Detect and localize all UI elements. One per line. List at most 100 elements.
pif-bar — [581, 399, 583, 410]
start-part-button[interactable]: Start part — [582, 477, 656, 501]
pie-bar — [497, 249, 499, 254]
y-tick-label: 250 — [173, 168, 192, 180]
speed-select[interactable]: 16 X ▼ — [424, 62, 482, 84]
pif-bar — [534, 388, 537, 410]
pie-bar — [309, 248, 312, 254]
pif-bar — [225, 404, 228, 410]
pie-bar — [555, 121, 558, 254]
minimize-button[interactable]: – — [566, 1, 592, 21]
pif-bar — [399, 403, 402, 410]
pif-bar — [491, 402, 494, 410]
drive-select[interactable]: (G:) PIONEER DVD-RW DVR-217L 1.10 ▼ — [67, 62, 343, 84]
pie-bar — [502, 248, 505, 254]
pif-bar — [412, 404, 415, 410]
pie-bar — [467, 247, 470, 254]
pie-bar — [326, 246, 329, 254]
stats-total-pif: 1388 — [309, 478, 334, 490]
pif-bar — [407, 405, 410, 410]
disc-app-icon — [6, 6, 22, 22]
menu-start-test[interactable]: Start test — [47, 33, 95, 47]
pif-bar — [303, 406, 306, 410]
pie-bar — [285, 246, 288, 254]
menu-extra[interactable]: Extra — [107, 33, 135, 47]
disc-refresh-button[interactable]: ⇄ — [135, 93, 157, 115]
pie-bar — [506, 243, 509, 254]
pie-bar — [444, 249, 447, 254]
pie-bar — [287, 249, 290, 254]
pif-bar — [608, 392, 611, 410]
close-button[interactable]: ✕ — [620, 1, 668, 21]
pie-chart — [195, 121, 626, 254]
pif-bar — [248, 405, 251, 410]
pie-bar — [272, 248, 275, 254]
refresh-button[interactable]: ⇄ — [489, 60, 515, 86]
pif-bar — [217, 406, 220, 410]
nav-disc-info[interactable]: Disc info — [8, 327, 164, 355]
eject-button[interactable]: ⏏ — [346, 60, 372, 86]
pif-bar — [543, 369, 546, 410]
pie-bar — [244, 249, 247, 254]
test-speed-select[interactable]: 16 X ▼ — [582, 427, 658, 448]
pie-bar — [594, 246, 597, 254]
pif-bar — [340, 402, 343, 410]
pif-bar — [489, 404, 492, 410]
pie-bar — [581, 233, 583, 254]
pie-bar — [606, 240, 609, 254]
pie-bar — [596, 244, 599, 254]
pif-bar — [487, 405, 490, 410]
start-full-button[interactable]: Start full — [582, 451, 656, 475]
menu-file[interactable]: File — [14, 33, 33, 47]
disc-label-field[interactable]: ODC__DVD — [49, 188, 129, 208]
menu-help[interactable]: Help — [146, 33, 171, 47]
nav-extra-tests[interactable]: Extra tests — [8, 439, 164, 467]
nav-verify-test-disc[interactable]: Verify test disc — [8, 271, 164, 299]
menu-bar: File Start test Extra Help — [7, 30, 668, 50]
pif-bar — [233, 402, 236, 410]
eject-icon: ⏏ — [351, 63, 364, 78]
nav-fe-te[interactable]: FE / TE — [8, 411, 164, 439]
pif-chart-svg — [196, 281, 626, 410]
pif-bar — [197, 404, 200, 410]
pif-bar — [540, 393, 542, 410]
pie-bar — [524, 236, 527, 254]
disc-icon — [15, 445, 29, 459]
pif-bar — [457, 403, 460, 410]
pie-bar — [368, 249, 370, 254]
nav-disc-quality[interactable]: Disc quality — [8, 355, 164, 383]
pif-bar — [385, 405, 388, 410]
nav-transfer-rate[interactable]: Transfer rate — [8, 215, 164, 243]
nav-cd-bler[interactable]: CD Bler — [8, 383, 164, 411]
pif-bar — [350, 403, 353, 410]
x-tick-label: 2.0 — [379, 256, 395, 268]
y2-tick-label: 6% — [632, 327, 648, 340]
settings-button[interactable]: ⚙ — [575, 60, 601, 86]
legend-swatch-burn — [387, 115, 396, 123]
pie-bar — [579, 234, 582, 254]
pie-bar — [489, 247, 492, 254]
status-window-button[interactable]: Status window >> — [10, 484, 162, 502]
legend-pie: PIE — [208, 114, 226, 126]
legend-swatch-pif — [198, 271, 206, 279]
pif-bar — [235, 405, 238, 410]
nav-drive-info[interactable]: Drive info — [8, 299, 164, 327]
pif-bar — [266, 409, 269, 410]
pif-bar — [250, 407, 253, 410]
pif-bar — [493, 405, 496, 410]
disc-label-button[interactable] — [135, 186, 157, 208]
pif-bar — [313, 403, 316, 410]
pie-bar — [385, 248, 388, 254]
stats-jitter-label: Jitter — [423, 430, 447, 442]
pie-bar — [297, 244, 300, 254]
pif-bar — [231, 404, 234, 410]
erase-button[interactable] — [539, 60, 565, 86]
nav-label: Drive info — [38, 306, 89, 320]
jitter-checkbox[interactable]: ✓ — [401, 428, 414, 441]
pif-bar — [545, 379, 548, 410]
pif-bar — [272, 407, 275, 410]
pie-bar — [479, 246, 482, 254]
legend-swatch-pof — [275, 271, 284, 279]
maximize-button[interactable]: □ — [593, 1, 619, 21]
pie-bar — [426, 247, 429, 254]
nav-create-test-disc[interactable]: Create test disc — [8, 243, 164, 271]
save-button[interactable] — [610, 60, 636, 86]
:::
What to do: Copy the records line for line, from the very first line down to and including the line that contains "pif-bar — [489, 404, 492, 410]".

Answer in full:
Detect and localize all UI elements. One per line. List at most 100 elements.
pif-bar — [581, 399, 583, 410]
start-part-button[interactable]: Start part — [582, 477, 656, 501]
pie-bar — [497, 249, 499, 254]
y-tick-label: 250 — [173, 168, 192, 180]
speed-select[interactable]: 16 X ▼ — [424, 62, 482, 84]
pif-bar — [534, 388, 537, 410]
pie-bar — [309, 248, 312, 254]
pif-bar — [225, 404, 228, 410]
pie-bar — [555, 121, 558, 254]
minimize-button[interactable]: – — [566, 1, 592, 21]
pif-bar — [399, 403, 402, 410]
pif-bar — [491, 402, 494, 410]
drive-select[interactable]: (G:) PIONEER DVD-RW DVR-217L 1.10 ▼ — [67, 62, 343, 84]
pie-bar — [502, 248, 505, 254]
pif-bar — [412, 404, 415, 410]
pie-bar — [467, 247, 470, 254]
pie-bar — [326, 246, 329, 254]
stats-total-pif: 1388 — [309, 478, 334, 490]
pif-bar — [407, 405, 410, 410]
disc-app-icon — [6, 6, 22, 22]
menu-start-test[interactable]: Start test — [47, 33, 95, 47]
pif-bar — [303, 406, 306, 410]
pie-bar — [285, 246, 288, 254]
menu-extra[interactable]: Extra — [107, 33, 135, 47]
disc-refresh-button[interactable]: ⇄ — [135, 93, 157, 115]
pie-bar — [506, 243, 509, 254]
pie-bar — [444, 249, 447, 254]
pie-bar — [287, 249, 290, 254]
pif-bar — [608, 392, 611, 410]
close-button[interactable]: ✕ — [620, 1, 668, 21]
pie-chart — [195, 121, 626, 254]
pif-bar — [248, 405, 251, 410]
pie-bar — [272, 248, 275, 254]
refresh-button[interactable]: ⇄ — [489, 60, 515, 86]
pif-bar — [217, 406, 220, 410]
nav-disc-info[interactable]: Disc info — [8, 327, 164, 355]
eject-button[interactable]: ⏏ — [346, 60, 372, 86]
pif-bar — [543, 369, 546, 410]
pie-bar — [244, 249, 247, 254]
test-speed-select[interactable]: 16 X ▼ — [582, 427, 658, 448]
pie-bar — [594, 246, 597, 254]
pif-bar — [340, 402, 343, 410]
pif-bar — [489, 404, 492, 410]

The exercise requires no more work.